> [ITEMS]:
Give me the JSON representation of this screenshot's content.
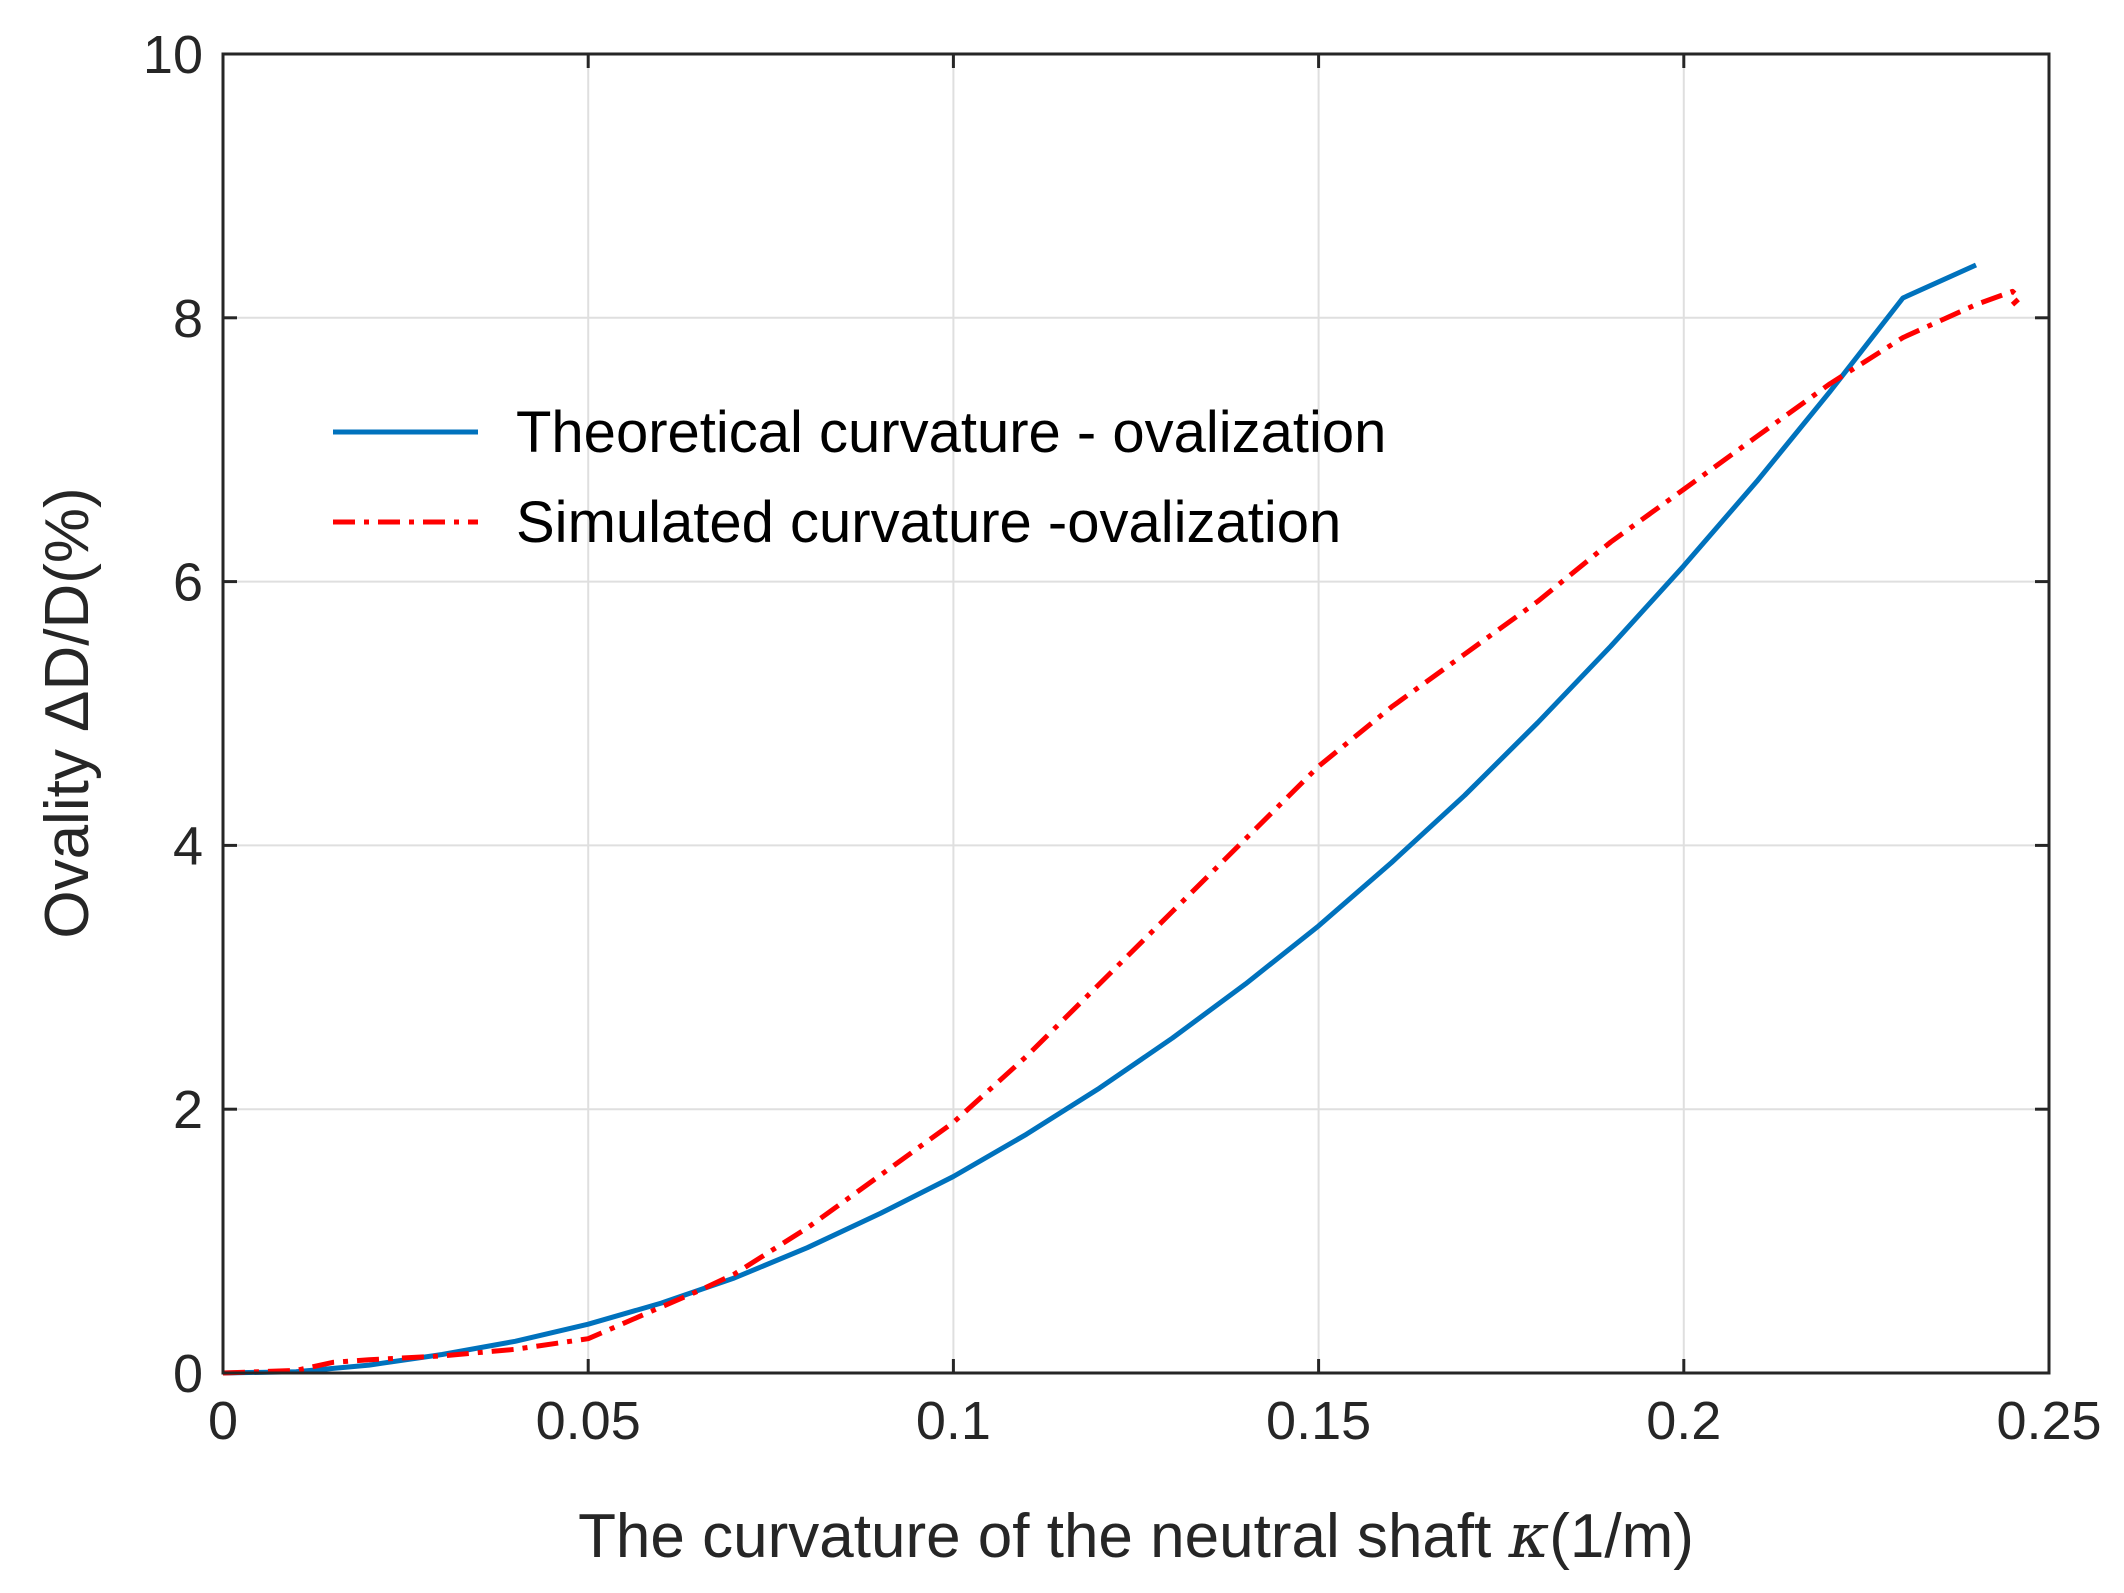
{
  "chart_data": {
    "type": "line",
    "title": "",
    "xlabel": "The curvature of the neutral shaft",
    "xlabel_symbol": "κ",
    "xlabel_units": "(1/m)",
    "ylabel": "Ovality ΔD/D(%)",
    "xlim": [
      0,
      0.25
    ],
    "ylim": [
      0,
      10
    ],
    "grid": true,
    "legend_position": "upper-left",
    "x_ticks": [
      0,
      0.05,
      0.1,
      0.15,
      0.2,
      0.25
    ],
    "x_tick_labels": [
      "0",
      "0.05",
      "0.1",
      "0.15",
      "0.2",
      "0.25"
    ],
    "y_ticks": [
      0,
      2,
      4,
      6,
      8,
      10
    ],
    "y_tick_labels": [
      "0",
      "2",
      "4",
      "6",
      "8",
      "10"
    ],
    "series": [
      {
        "name": "Theoretical curvature - ovalization",
        "color": "#0072BD",
        "style": "solid",
        "x": [
          0,
          0.01,
          0.02,
          0.03,
          0.04,
          0.05,
          0.06,
          0.07,
          0.08,
          0.09,
          0.1,
          0.11,
          0.12,
          0.13,
          0.14,
          0.15,
          0.16,
          0.17,
          0.18,
          0.19,
          0.2,
          0.21,
          0.22,
          0.23,
          0.24
        ],
        "y": [
          0,
          0.01,
          0.06,
          0.14,
          0.24,
          0.37,
          0.53,
          0.72,
          0.95,
          1.21,
          1.49,
          1.81,
          2.16,
          2.54,
          2.95,
          3.39,
          3.87,
          4.38,
          4.93,
          5.51,
          6.12,
          6.76,
          7.44,
          8.15,
          8.4
        ]
      },
      {
        "name": "Simulated curvature -ovalization",
        "color": "#FF0000",
        "style": "dashdot",
        "x": [
          0,
          0.01,
          0.015,
          0.02,
          0.03,
          0.04,
          0.05,
          0.06,
          0.065,
          0.07,
          0.08,
          0.09,
          0.1,
          0.11,
          0.12,
          0.13,
          0.14,
          0.15,
          0.16,
          0.17,
          0.18,
          0.19,
          0.2,
          0.21,
          0.22,
          0.23,
          0.24,
          0.245,
          0.246,
          0.245
        ],
        "y": [
          0,
          0.02,
          0.08,
          0.1,
          0.13,
          0.18,
          0.26,
          0.5,
          0.62,
          0.75,
          1.1,
          1.5,
          1.9,
          2.4,
          2.95,
          3.5,
          4.05,
          4.6,
          5.05,
          5.45,
          5.85,
          6.3,
          6.7,
          7.1,
          7.5,
          7.85,
          8.1,
          8.2,
          8.15,
          8.1
        ]
      }
    ]
  }
}
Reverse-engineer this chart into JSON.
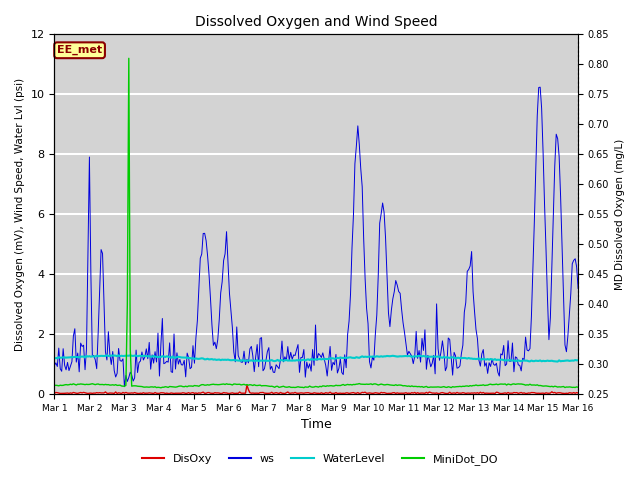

> [GIVEN TASK]: Compute the number of lines above that contain the string "curvature". Reply with that value only.

> [SOLUTION TO THE EXERCISE]: 3